### Work required
Can you reproduce the digital banking passage from "The Importance of" to "new business models.", replacing "progressive" with "forward-looking"?

Despite the ease of communicating with banks across digital channels, consumers are becoming increasingly frustrated with the lack of listening and personalization by financial institutions. In fact, only 26% of customers say they are completely satisfied with the level of personalization offered by digital tools, and 29% deplore banks’ ability to listen to them on these same channels. This is why 46% of customers surveyed say they would open an account with a non-bank player.
More than ever, today’s banking customer has diversified their banking relationship across multiple traditional and non-traditional solution providers. As a result, they are less likely to interact with their legacy banking institution. Sopra Steria’s research indicates mobile applications and websites from legacy and non-traditional banks are becoming the primary channels of exchange for more than half of consumers globally.
The challenge is that fintech firms and even tech companies offer mobile-first services that make it easier for consumers to manage their finances. Additionally, these companies often offer specialized services such as peer-to-peer payments, micro-investing, budgeting tools, as well as segment-specific offerings that are often not available through traditional banks or credit unions.
Interestingly, while banks and credit unions are trying to ramp up the development of high-tech capabilities, such as blockchain and AI, most consumers are more interested in less-advanced banking products and services, preferring improvements in basic banking. “While banks should continue to keep an eye on forward-thinking technologies, they can still benefit from fine-tuning existing digital banking offerings,” states the research.
Consumers also mentioned a strong desire for increased investment in advanced payment solutions such as real-time payments, cross-border capabilities, modernization of the payment infrastructure and BNPL. This demand is driven by several factors, including the growing use of mobile devices and digital platforms for financial transactions, the increasing adoption of e-commerce and online marketplaces, and the desire for faster, more secure and more convenient payment methods.
The Importance of Collaborative Business Models
Digital banking transformation has become increasingly complex as the marketplace changes faster. To keep pace with the change occurring, progressive financial institutions are collaborating with fintech firms and third-party solution providers to assist with the integration of advanced technologies, the development of new products and services, and the adoption of new business models.
These collaborations provide access to specialized expertise, technology and new market opportunities, with supporting success stories that help deliver solutions faster and with lower risk. For instance, a bank or credit union may partner with a fintech company that specializes in the use of data and artificial intelligence to develop new acquisition, onboarding, relationship growth and retention strategies that enhance the customer experience.
Partnerships and collaborations can also provide access to new market opportunities through embedded banking, banking as a service (BaaS), open banking or other expansion strategies. Even with these expansion opportunities, banks should use their legacy advantage of trust to improve on hyper-personalized products and services. One solution set that is beginning to get a lot of traction are tools that help with financial wellbeing.
“By increasing investment in data interoperability, as well as around key consumer-facing banking initiatives, today’s bank is preparing to maintain contact with end customers, while also positioning itself as support for non-banks entering the financial services ecosystem,” states Sopra Business Software. “From the bank’s point of view, it will ideally serve both sides.”

### Material supplied
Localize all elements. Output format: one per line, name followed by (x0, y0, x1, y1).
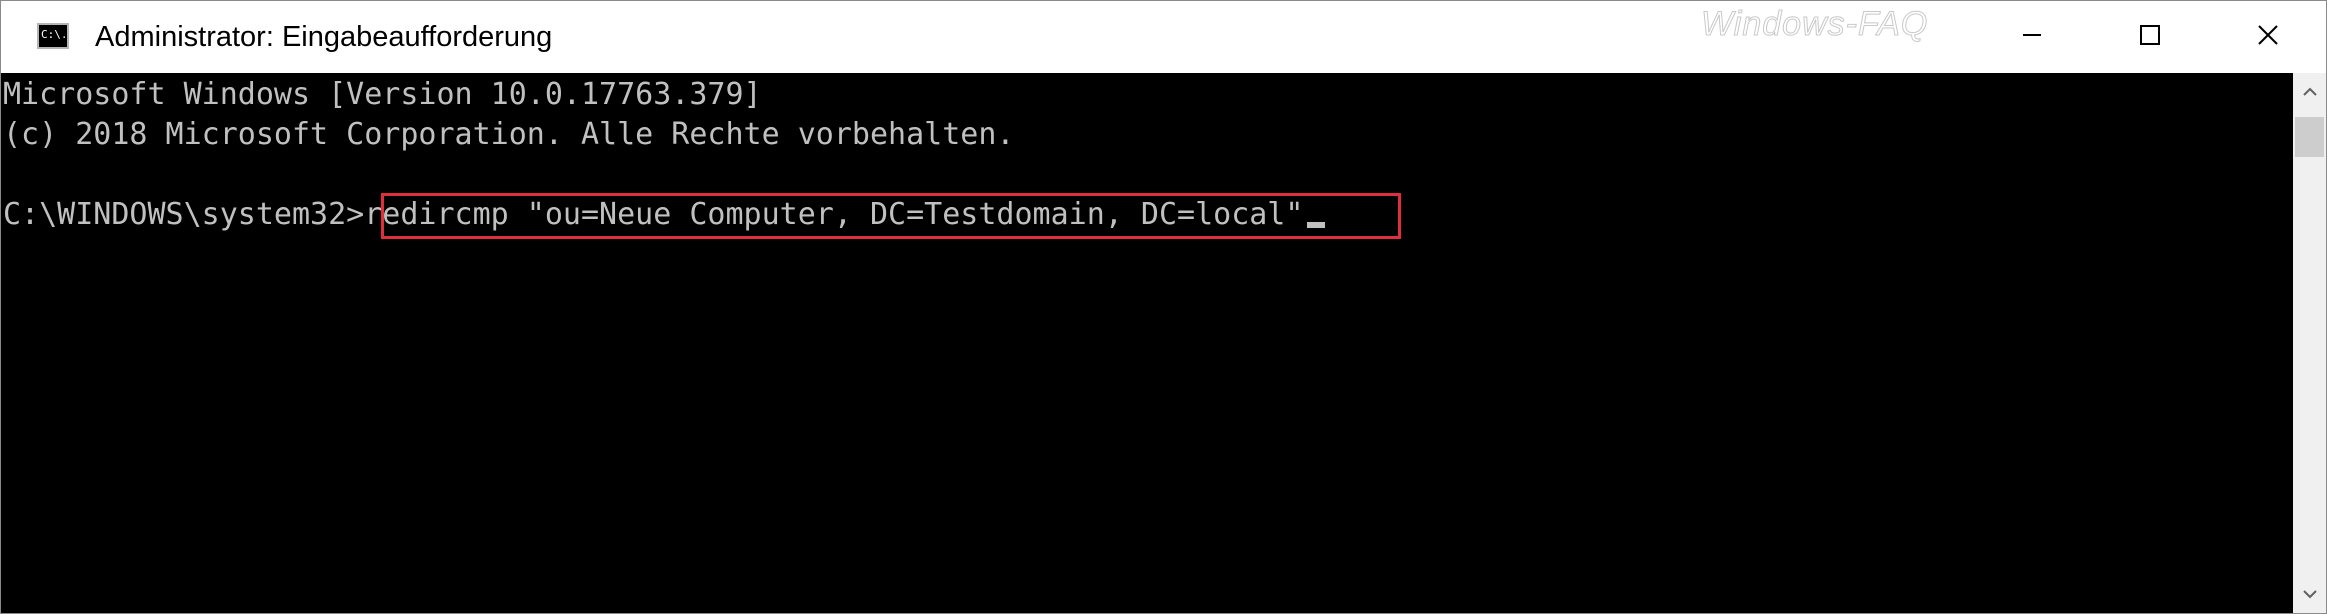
vertical-scrollbar[interactable] (2293, 73, 2326, 613)
cmd-app-icon[interactable]: C:\. (37, 23, 69, 49)
minimize-button[interactable] (1973, 1, 2091, 73)
chevron-down-icon (2302, 585, 2318, 604)
close-button[interactable] (2209, 1, 2327, 73)
title-bar[interactable]: C:\. Administrator: Eingabeaufforderung … (1, 1, 2326, 73)
minimize-icon (2021, 24, 2043, 50)
version-line: Microsoft Windows [Version 10.0.17763.37… (3, 77, 762, 112)
scroll-up-button[interactable] (2293, 73, 2326, 111)
scroll-down-button[interactable] (2293, 575, 2326, 613)
command-text[interactable]: redircmp "ou=Neue Computer, DC=Testdomai… (364, 197, 1303, 232)
chevron-up-icon (2302, 83, 2318, 102)
command-line[interactable]: C:\WINDOWS\system32>redircmp "ou=Neue Co… (3, 195, 1326, 235)
window-title: Administrator: Eingabeaufforderung (95, 21, 553, 53)
prompt-path: C:\WINDOWS\system32> (3, 197, 365, 232)
text-cursor (1307, 222, 1326, 228)
copyright-line: (c) 2018 Microsoft Corporation. Alle Rec… (3, 117, 1015, 152)
maximize-button[interactable] (2091, 1, 2209, 73)
console-output-area[interactable]: Microsoft Windows [Version 10.0.17763.37… (1, 73, 2293, 613)
close-icon (2257, 24, 2279, 50)
scrollbar-thumb[interactable] (2295, 117, 2324, 157)
watermark-logo: Windows-FAQ (1700, 5, 1929, 44)
maximize-icon (2139, 24, 2161, 50)
cmd-window: C:\. Administrator: Eingabeaufforderung … (0, 0, 2327, 614)
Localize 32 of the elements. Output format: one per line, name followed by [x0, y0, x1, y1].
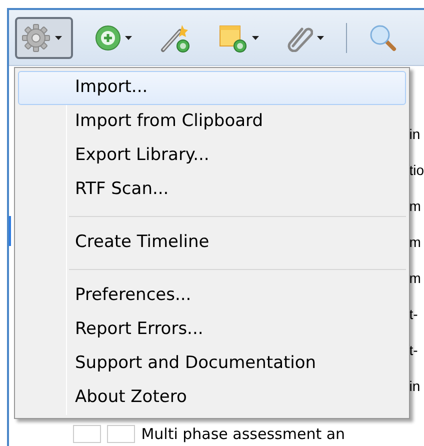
menu-item[interactable]: Report Errors...: [18, 313, 406, 347]
list-row-text: in: [409, 124, 420, 144]
list-row-text: m: [409, 268, 421, 288]
list-row-text: t-: [409, 340, 418, 360]
list-row-text: m: [409, 196, 421, 216]
caret-icon: [252, 36, 259, 40]
search-icon: [369, 24, 397, 52]
gear-icon: [21, 22, 51, 52]
note-icon: [218, 22, 248, 52]
caret-icon: [125, 36, 132, 40]
menu-item[interactable]: Create Timeline: [18, 226, 406, 260]
selection-marker: [9, 216, 12, 246]
list-row-text: Multi phase assessment an: [141, 425, 346, 443]
caret-icon: [317, 36, 324, 40]
toolbar-separator: [346, 22, 347, 52]
list-row-text: t-: [409, 304, 418, 324]
list-row-text: tio: [409, 160, 424, 180]
menu-item[interactable]: Preferences...: [18, 279, 406, 313]
wand-icon: [160, 22, 190, 52]
menu-item[interactable]: Import...: [18, 71, 406, 105]
menu-item[interactable]: Support and Documentation: [18, 347, 406, 381]
list-row-text: in: [409, 376, 420, 396]
table-cell: [107, 425, 136, 443]
plus-circle-icon: [95, 24, 121, 50]
list-row-text: m: [409, 232, 421, 252]
menu-item[interactable]: RTF Scan...: [18, 173, 406, 207]
caret-icon: [55, 36, 62, 40]
toolbar-button[interactable]: [15, 16, 73, 58]
menu-item[interactable]: About Zotero: [18, 381, 406, 415]
table-cell: [73, 425, 102, 443]
menu-item[interactable]: Export Library...: [18, 139, 406, 173]
menu-item[interactable]: Import from Clipboard: [18, 105, 406, 139]
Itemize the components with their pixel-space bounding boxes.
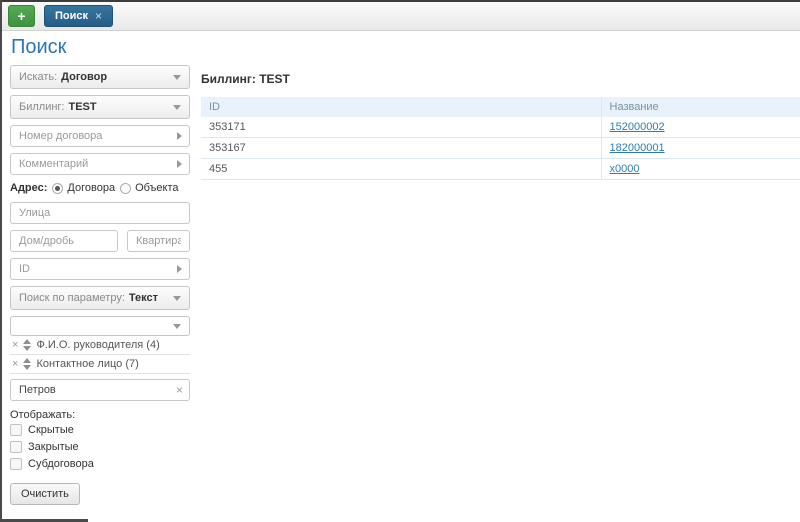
results-table: ID Название 353171 152000002 353167 1820… [201,97,800,180]
column-header-name: Название [601,97,800,117]
window-frame-top [0,0,800,2]
checkbox-hidden[interactable]: Скрытые [10,424,190,436]
sort-arrows-icon[interactable] [23,339,31,351]
radio-selected-icon[interactable] [52,183,63,194]
column-header-id: ID [201,97,601,117]
chevron-down-icon [173,324,181,329]
param-value-input[interactable] [10,379,190,401]
table-row: 455 x0000 [201,159,800,180]
search-type-select[interactable]: Искать: Договор [10,65,190,89]
flat-input[interactable] [127,230,190,252]
param-search-value: Текст [129,292,158,304]
clear-input-icon[interactable]: × [176,384,183,396]
window-frame-left [0,0,2,522]
checkbox-subcontracts[interactable]: Субдоговора [10,458,190,470]
contract-number-wrap [10,125,190,147]
display-label: Отображать: [10,409,190,421]
add-tab-button[interactable]: + [8,5,35,27]
address-label: Адрес: [10,182,47,194]
street-wrap [10,202,190,224]
radio-unselected-icon[interactable] [120,183,131,194]
comment-input[interactable] [10,153,190,175]
address-option-object[interactable]: Объекта [120,182,178,194]
contract-link[interactable]: x0000 [610,163,640,175]
param-item-label: Ф.И.О. руководителя (4) [36,339,159,351]
table-row: 353171 152000002 [201,117,800,138]
param-search-label: Поиск по параметру: [19,292,125,304]
house-flat-row [10,230,190,252]
address-option-object-label: Объекта [135,182,178,194]
cell-id: 353171 [201,117,601,138]
remove-icon[interactable]: × [12,359,18,370]
house-input[interactable] [10,230,118,252]
chevron-right-icon [177,132,182,140]
id-input[interactable] [10,258,190,280]
checkbox-closed-label: Закрытые [28,441,79,453]
search-type-value: Договор [61,71,107,83]
table-header-row: ID Название [201,97,800,117]
tab-bar: + Поиск × [2,2,800,31]
contract-link[interactable]: 182000001 [610,142,665,154]
param-item-label: Контактное лицо (7) [36,358,138,370]
search-form: Искать: Договор Биллинг: TEST Адрес: Дог… [10,65,190,505]
address-radio-group: Адрес: Договора Объекта [10,182,190,194]
checkbox-subcontracts-label: Субдоговора [28,458,94,470]
tab-search-label: Поиск [55,10,88,22]
chevron-right-icon [177,265,182,273]
checkbox-icon[interactable] [10,458,22,470]
search-type-label: Искать: [19,71,57,83]
results-title: Биллинг: TEST [201,72,800,86]
cell-id: 455 [201,159,601,180]
comment-wrap [10,153,190,175]
param-value-wrap: × [10,379,190,401]
table-row: 353167 182000001 [201,138,800,159]
param-item[interactable]: × Ф.И.О. руководителя (4) [10,336,190,355]
address-option-contract[interactable]: Договора [52,182,115,194]
checkbox-hidden-label: Скрытые [28,424,74,436]
billing-value: TEST [69,101,97,113]
clear-button[interactable]: Очистить [10,483,80,505]
remove-icon[interactable]: × [12,340,18,351]
param-search-select[interactable]: Поиск по параметру: Текст [10,286,190,310]
cell-id: 353167 [201,138,601,159]
param-add-select[interactable] [10,316,190,336]
street-input[interactable] [10,202,190,224]
chevron-down-icon [173,75,181,80]
address-option-contract-label: Договора [67,182,115,194]
checkbox-icon[interactable] [10,424,22,436]
chevron-right-icon [177,160,182,168]
contract-link[interactable]: 152000002 [610,121,665,133]
sort-arrows-icon[interactable] [23,358,31,370]
billing-label: Биллинг: [19,101,65,113]
results-panel: Биллинг: TEST ID Название 353171 1520000… [201,72,800,180]
chevron-down-icon [173,105,181,110]
checkbox-icon[interactable] [10,441,22,453]
checkbox-closed[interactable]: Закрытые [10,441,190,453]
billing-select[interactable]: Биллинг: TEST [10,95,190,119]
contract-number-input[interactable] [10,125,190,147]
page-title: Поиск [11,36,66,59]
id-wrap [10,258,190,280]
chevron-down-icon [173,296,181,301]
param-item[interactable]: × Контактное лицо (7) [10,355,190,374]
tab-close-icon[interactable]: × [95,9,102,23]
tab-search[interactable]: Поиск × [44,5,113,27]
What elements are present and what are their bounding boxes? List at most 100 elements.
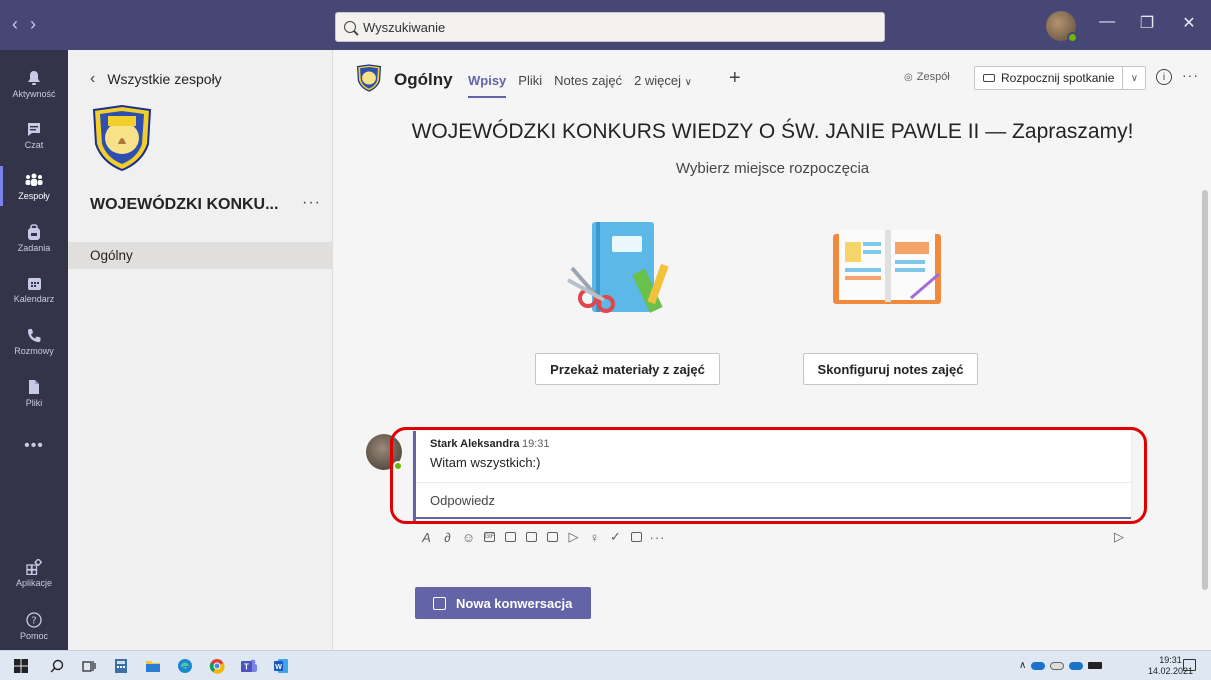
onedrive-icon[interactable] (1031, 661, 1046, 670)
gif-icon[interactable]: GIF (479, 527, 500, 547)
more-compose-options-icon[interactable]: ··· (647, 527, 668, 547)
teams-pane: ‹ Wszystkie zespoły WOJEWÓDZKI KONKU... … (68, 50, 333, 650)
more-apps-icon: ••• (24, 437, 44, 454)
rail-label: Pliki (25, 398, 43, 408)
minimize-button[interactable]: — (1094, 13, 1120, 31)
rail-label: Czat (24, 140, 44, 150)
channel-tabs: Wpisy Pliki Notes zajęć 2 więcej ∨ (468, 73, 704, 98)
onedrive-personal-icon[interactable] (1050, 661, 1065, 670)
attach-icon[interactable]: ∂ (437, 527, 458, 547)
file-icon (24, 378, 44, 396)
approvals-icon[interactable]: ✓ (605, 527, 626, 547)
add-tab-icon[interactable]: + (729, 67, 741, 90)
rail-label: Kalendarz (13, 294, 55, 304)
chat-icon (24, 120, 44, 138)
svg-text:W: W (275, 664, 282, 671)
team-button-label: Zespół (916, 71, 950, 83)
meet-button[interactable]: Rozpocznij spotkanie ∨ (974, 66, 1147, 90)
distribute-materials-button[interactable]: Przekaż materiały z zajęć (535, 353, 720, 385)
meet-dropdown-icon[interactable]: ∨ (1123, 67, 1145, 89)
praise-icon[interactable]: ♀ (584, 527, 605, 547)
send-icon[interactable]: ▷ (1114, 529, 1124, 545)
user-avatar[interactable] (1046, 11, 1078, 43)
team-button[interactable]: ◎ Zespół (904, 71, 950, 83)
task-view-icon[interactable] (80, 657, 98, 675)
rail-item-help[interactable]: ? Pomoc (0, 598, 68, 654)
channel-item-general[interactable]: Ogólny (68, 242, 332, 269)
schedule-meeting-icon[interactable] (521, 527, 542, 547)
rail-item-more[interactable]: ••• (0, 419, 68, 475)
windows-start-icon[interactable] (12, 657, 30, 675)
message-time: 19:31 (522, 438, 550, 450)
meet-now-icon[interactable] (542, 527, 563, 547)
apps-icon (24, 558, 44, 576)
bell-icon (24, 69, 44, 87)
team-more-options-icon[interactable]: ··· (302, 194, 321, 212)
chevron-up-icon[interactable]: ∧ (1019, 660, 1026, 671)
rail-item-chat[interactable]: Czat (0, 107, 68, 163)
open-notebook-illustration (829, 228, 949, 313)
system-tray: ∧ (1019, 660, 1103, 671)
tab-posts[interactable]: Wpisy (468, 73, 507, 98)
notebook-scissors-illustration (564, 220, 694, 320)
message-author: Stark Aleksandra (430, 438, 520, 450)
rail-item-assignments[interactable]: Zadania (0, 210, 68, 266)
tab-more-label: 2 więcej (634, 73, 682, 88)
presence-available-icon (393, 461, 403, 471)
tab-more[interactable]: 2 więcej ∨ (634, 73, 692, 88)
meet-button-main[interactable]: Rozpocznij spotkanie (975, 67, 1124, 89)
battery-icon[interactable] (1088, 662, 1103, 669)
taskbar-search-icon[interactable] (48, 657, 66, 675)
compose-icon (433, 596, 446, 610)
teams-app-icon[interactable]: T (240, 657, 258, 675)
word-app-icon[interactable]: W (272, 657, 290, 675)
info-icon[interactable]: i (1156, 69, 1172, 85)
reply-box[interactable]: Odpowiedz (416, 482, 1131, 519)
search-box[interactable] (335, 12, 885, 42)
gif-box: GIF (484, 532, 495, 542)
rail-item-activity[interactable]: Aktywność (0, 56, 68, 112)
backpack-icon (24, 223, 44, 241)
new-conversation-button[interactable]: Nowa konwersacja (415, 587, 591, 619)
rail-item-apps[interactable]: Aplikacje (0, 545, 68, 601)
sticker-icon[interactable] (500, 527, 521, 547)
sticker-box (505, 532, 516, 542)
rail-item-calls[interactable]: Rozmowy (0, 313, 68, 369)
calendar-icon (24, 274, 44, 292)
stream-icon[interactable]: ▷ (563, 527, 584, 547)
new-conversation-label: Nowa konwersacja (456, 595, 573, 611)
all-teams-link[interactable]: ‹ Wszystkie zespoły (90, 70, 222, 88)
rail-item-files[interactable]: Pliki (0, 365, 68, 421)
forward-arrow-icon[interactable]: › (30, 14, 48, 34)
phone-icon (24, 326, 44, 344)
emoji-icon[interactable]: ☺ (458, 527, 479, 547)
help-icon: ? (24, 611, 44, 629)
file-explorer-icon[interactable] (144, 657, 162, 675)
restore-button[interactable]: ❐ (1134, 13, 1160, 33)
close-button[interactable]: ✕ (1176, 13, 1202, 33)
notification-center-icon[interactable] (1183, 659, 1196, 671)
tab-files[interactable]: Pliki (518, 73, 542, 88)
scrollbar[interactable] (1202, 190, 1208, 590)
team-name: WOJEWÓDZKI KONKU... (90, 196, 279, 213)
onedrive-business-icon[interactable] (1069, 661, 1084, 670)
calculator-icon[interactable] (112, 657, 130, 675)
app-rail: Aktywność Czat Zespoły Zadania Kalendarz… (0, 50, 68, 650)
format-icon[interactable]: A (416, 527, 437, 547)
search-input[interactable] (363, 19, 863, 35)
forms-box (631, 532, 642, 542)
chrome-browser-icon[interactable] (208, 657, 226, 675)
rail-item-calendar[interactable]: Kalendarz (0, 261, 68, 317)
welcome-title: WOJEWÓDZKI KONKURS WIEDZY O ŚW. JANIE PA… (411, 120, 1134, 143)
message-author-avatar[interactable] (366, 434, 403, 471)
rail-label: Rozmowy (14, 346, 54, 356)
rail-label: Zadania (17, 243, 51, 253)
setup-notebook-button[interactable]: Skonfiguruj notes zajęć (803, 353, 978, 385)
edge-browser-icon[interactable] (176, 657, 194, 675)
forms-icon[interactable] (626, 527, 647, 547)
back-arrow-icon[interactable]: ‹ (12, 14, 30, 34)
more-options-icon[interactable]: ··· (1182, 67, 1199, 83)
tab-class-notebook[interactable]: Notes zajęć (554, 73, 622, 88)
rail-item-teams[interactable]: Zespoły (0, 158, 68, 214)
history-nav: ‹› (12, 14, 48, 35)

### Task answer
The Importance of Collaborative Business Models
Digital banking transformation has become increasingly complex as the marketplace changes faster. To keep pace with the change occurring, forward-looking financial institutions are collaborating with fintech firms and third-party solution providers to assist with the integration of advanced technologies, the development of new products and services, and the adoption of new business models.